— Start of Document extract —

1. A small emergency kit

Nothin’ fancy or too heavy, just something basic to cover blisters, scrapes, and the occasional need for hand sanitizer.

2. Water

Now this is an important one. Make sure you’re realistic about how much you may need. It’s a good idea to check beforehand to see if there will be water fountains to refill anywhere along your route.

3. A lightweight layer

Be it a flannel shirt or a raincoat, be prepared for a slight chill as you walk in the shade, or to even cover up to avoid the sun.

4. Sunscreen

Wear it, your mom will be happy that you did.

5. Snacks

I love a good snack. And a good snack provides fuel and motivation for a long hike in addition to being tasty. One particularly good snack is to take a chocolatey energy bar and smother it with almond butter (which you can buy in individual packets). Try it (unless you have a nut allergy. Then, don’t).

Hike South Kaibab Trail to Cedar Ridge | Photo: Edward Day

6. Map

This one is especially important if you’re trying out a new hiking locale. Plus, maps provided by local ranger stations often have other interesting information on them.

7. Hat and/or sunglasses

Having the sun in your eyes sucks. Plus it can be dangerous if you’re on a narrower cliff-adjacent trail. Don’t worry about looking dorky, because it’s better to look dorky than to end up as a human meat pile at the bottom of a mountain.

— End of Document extract —
— Start of Provided material —

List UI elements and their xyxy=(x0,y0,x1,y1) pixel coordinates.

— End of Provided material —

__Set tasks__.
a: According to the hiking packing list, what should you check beforehand about water?
b: Carry on the hiking packing list from its last item, adding further numbered entries in the same style.

__The replies__.
a: Whether there will be water fountains along your route where you can refill.

b:
8. Tyvek

Ok, ok, this one may not be an “essential” for everyone, but it is an essential for my day hiking kit. Tyvek is super light and super strong, and is great to use as a picnic blanket.

9. Emergency blanket

Yes, I’m serious. You don’t want to end up like these poor folks and be caught unprepared.

Day Hike to Hemphill Bald | Photo: Steve Yocom

10. Camera

Or, more likely, a phone. Capture the sunrise, pretty flowers, or amazing views. Pictures are great to connect you to the outdoors when you’re stuck behind your desk. But remember to experience the outdoors when, well, when you’re outdoors. Don’t spend the entire hike behind a screen.

11. Wet wipes

Remember way back during number one when I mentioned hand sanitizer? Sometimes, no matter how hard you try and how many times you visit the loo before a hike, you’ll still have to pop a squat. While sanitizer keeps your hands un-germy (especially before eating your almond-butter-covered bar), wet wipes keep your down there fresh. Just remember to pack it out.

12. Doggy poo bags

Once again, these may not be on everyone’s list. But for those of us with dogs, they’re a must have. Don’t be a jerk—pick up after your pooch.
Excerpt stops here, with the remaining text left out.